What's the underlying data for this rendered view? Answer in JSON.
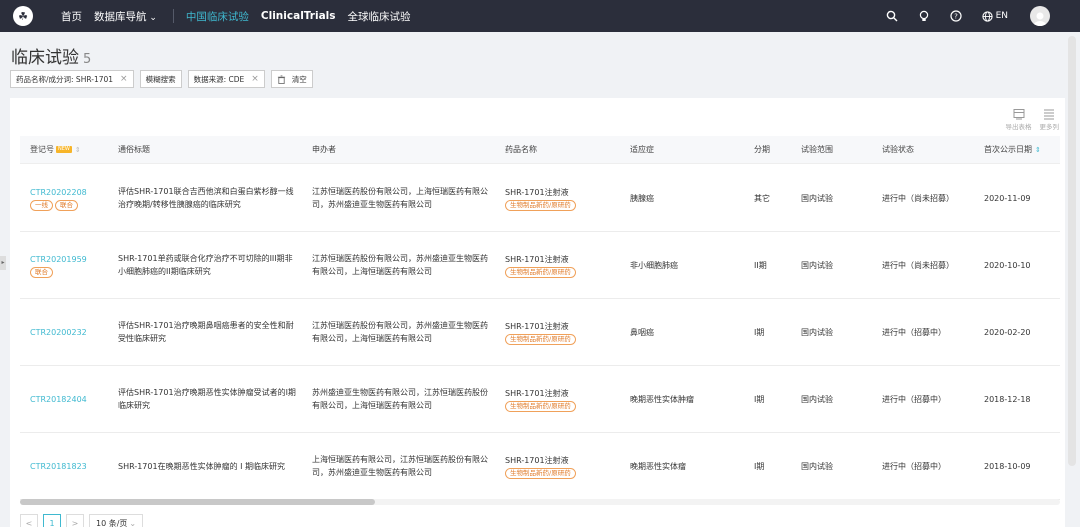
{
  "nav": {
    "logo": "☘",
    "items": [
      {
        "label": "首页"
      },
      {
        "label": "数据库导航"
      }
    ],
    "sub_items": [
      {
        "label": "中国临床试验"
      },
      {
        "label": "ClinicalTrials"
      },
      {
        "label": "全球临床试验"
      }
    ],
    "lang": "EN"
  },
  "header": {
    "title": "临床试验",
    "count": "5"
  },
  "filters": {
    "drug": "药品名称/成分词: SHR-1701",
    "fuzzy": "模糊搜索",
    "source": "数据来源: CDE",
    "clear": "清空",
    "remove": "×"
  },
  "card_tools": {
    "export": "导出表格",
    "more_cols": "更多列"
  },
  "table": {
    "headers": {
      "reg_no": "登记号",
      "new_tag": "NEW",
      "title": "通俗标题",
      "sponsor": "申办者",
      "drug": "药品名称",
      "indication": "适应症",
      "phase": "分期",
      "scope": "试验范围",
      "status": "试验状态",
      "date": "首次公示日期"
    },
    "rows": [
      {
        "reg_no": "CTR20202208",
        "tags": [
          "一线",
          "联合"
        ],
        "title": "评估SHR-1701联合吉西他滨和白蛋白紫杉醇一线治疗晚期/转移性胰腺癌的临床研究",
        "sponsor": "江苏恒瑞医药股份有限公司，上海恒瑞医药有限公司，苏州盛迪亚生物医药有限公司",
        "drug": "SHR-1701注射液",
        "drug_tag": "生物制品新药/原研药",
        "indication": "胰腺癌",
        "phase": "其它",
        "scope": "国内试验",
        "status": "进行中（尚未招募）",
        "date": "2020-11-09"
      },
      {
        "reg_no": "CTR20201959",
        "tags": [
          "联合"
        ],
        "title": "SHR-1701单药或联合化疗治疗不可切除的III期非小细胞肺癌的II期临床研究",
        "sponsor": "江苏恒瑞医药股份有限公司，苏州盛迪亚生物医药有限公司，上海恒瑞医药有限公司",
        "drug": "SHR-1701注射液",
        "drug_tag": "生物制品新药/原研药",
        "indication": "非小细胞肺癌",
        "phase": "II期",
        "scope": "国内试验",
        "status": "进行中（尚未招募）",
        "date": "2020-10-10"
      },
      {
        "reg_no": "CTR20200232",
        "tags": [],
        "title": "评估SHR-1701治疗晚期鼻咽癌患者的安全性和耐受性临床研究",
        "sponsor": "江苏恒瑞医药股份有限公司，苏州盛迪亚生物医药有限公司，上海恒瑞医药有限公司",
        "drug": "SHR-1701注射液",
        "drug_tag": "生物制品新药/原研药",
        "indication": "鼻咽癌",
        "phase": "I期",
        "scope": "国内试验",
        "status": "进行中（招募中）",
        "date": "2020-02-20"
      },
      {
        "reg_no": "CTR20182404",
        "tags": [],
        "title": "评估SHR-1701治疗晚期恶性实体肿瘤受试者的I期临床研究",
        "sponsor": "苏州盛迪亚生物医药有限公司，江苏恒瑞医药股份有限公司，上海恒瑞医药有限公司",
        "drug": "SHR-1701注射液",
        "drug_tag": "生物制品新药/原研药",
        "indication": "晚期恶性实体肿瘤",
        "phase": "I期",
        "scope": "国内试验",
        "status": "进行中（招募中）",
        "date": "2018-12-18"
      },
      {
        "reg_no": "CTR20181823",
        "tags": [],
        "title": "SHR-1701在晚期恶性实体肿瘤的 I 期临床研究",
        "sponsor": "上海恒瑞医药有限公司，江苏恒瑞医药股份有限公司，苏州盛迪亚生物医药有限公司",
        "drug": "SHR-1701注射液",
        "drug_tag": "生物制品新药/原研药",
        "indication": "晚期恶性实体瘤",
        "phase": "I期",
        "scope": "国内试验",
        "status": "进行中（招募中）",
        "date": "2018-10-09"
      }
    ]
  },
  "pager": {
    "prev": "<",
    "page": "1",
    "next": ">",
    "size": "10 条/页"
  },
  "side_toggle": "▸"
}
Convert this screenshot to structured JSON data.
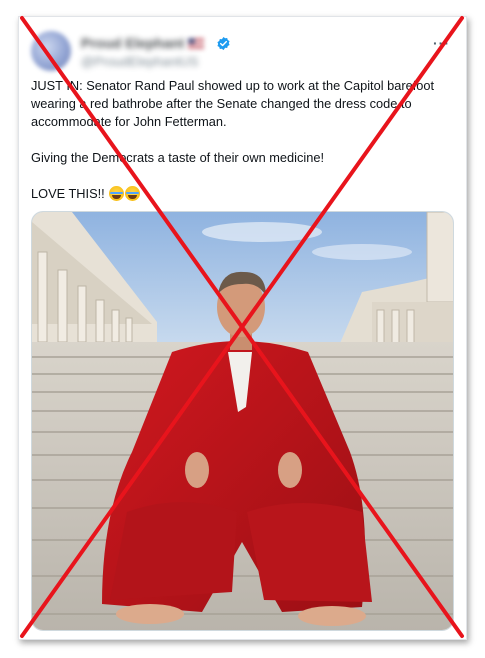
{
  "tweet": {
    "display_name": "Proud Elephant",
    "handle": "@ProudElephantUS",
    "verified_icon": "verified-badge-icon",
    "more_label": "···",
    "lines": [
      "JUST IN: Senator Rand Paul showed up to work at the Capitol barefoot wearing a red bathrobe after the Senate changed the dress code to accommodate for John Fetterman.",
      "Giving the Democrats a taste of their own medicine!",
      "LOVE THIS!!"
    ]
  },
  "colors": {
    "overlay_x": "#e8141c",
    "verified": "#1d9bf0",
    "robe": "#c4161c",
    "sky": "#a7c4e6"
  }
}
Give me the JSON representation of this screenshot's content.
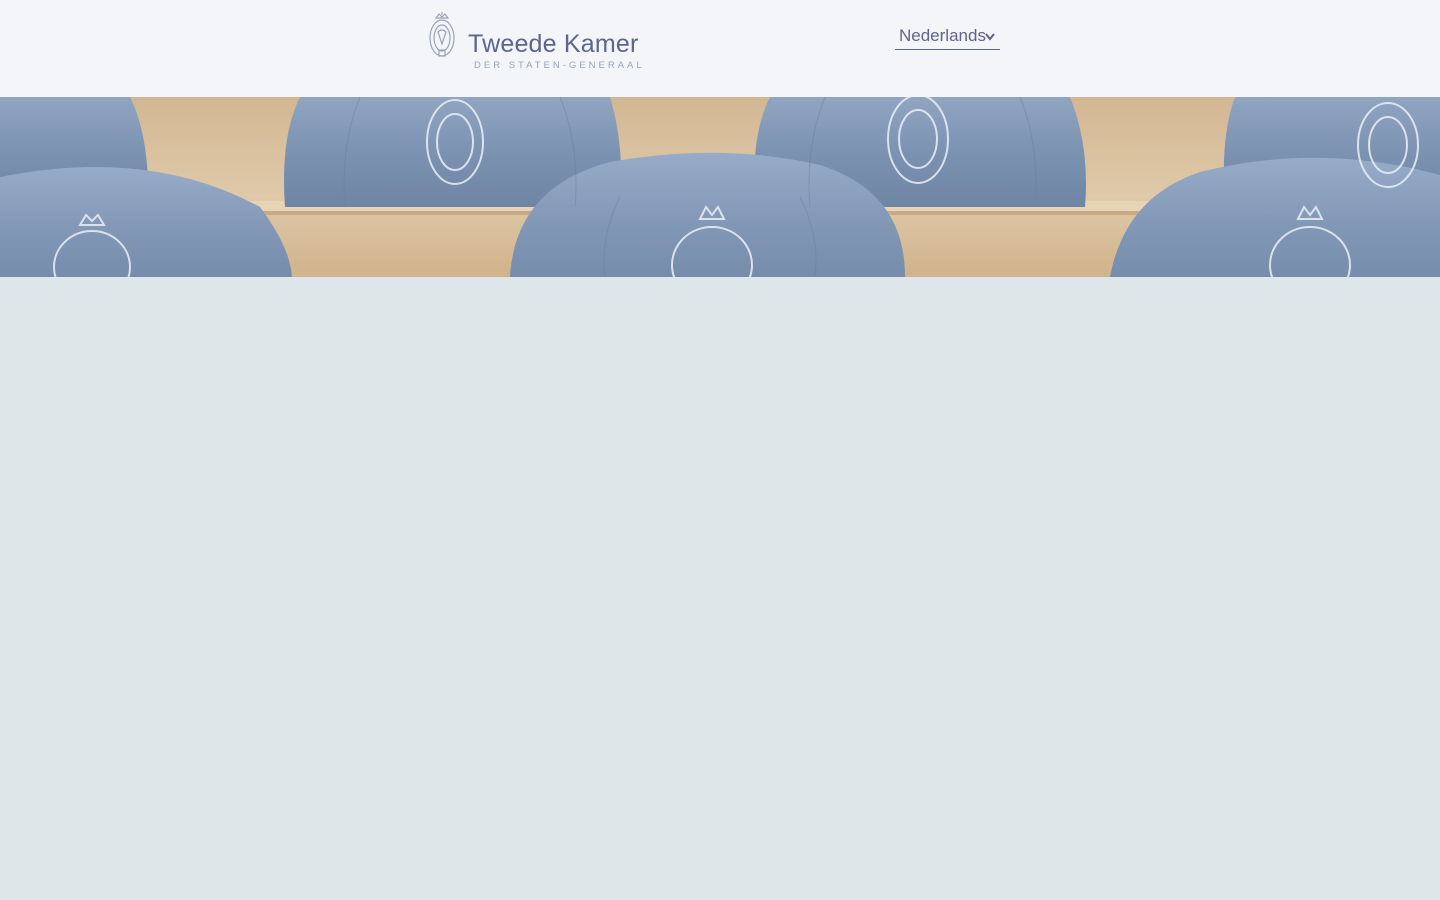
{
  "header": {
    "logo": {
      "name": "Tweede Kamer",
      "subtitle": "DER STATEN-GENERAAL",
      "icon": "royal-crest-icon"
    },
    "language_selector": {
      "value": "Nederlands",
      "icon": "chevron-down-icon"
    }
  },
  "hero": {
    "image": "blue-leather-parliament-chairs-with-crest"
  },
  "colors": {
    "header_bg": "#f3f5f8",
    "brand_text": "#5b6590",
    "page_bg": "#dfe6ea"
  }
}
───
=== PROMPT ===
Take the line that contains "Give me the" as the first and the last line of the records as the end, and please quote those lines exactly, pictures omitted.

=== SOLVED EXERCISE ===
Give me the JSON representation of this screenshot's content.
{
  "header": {
    "logo": {
      "name": "Tweede Kamer",
      "subtitle": "DER STATEN-GENERAAL",
      "icon": "royal-crest-icon"
    },
    "language_selector": {
      "value": "Nederlands",
      "icon": "chevron-down-icon"
    }
  },
  "hero": {
    "image": "blue-leather-parliament-chairs-with-crest"
  },
  "colors": {
    "header_bg": "#f3f5f8",
    "brand_text": "#5b6590",
    "page_bg": "#dfe6ea"
  }
}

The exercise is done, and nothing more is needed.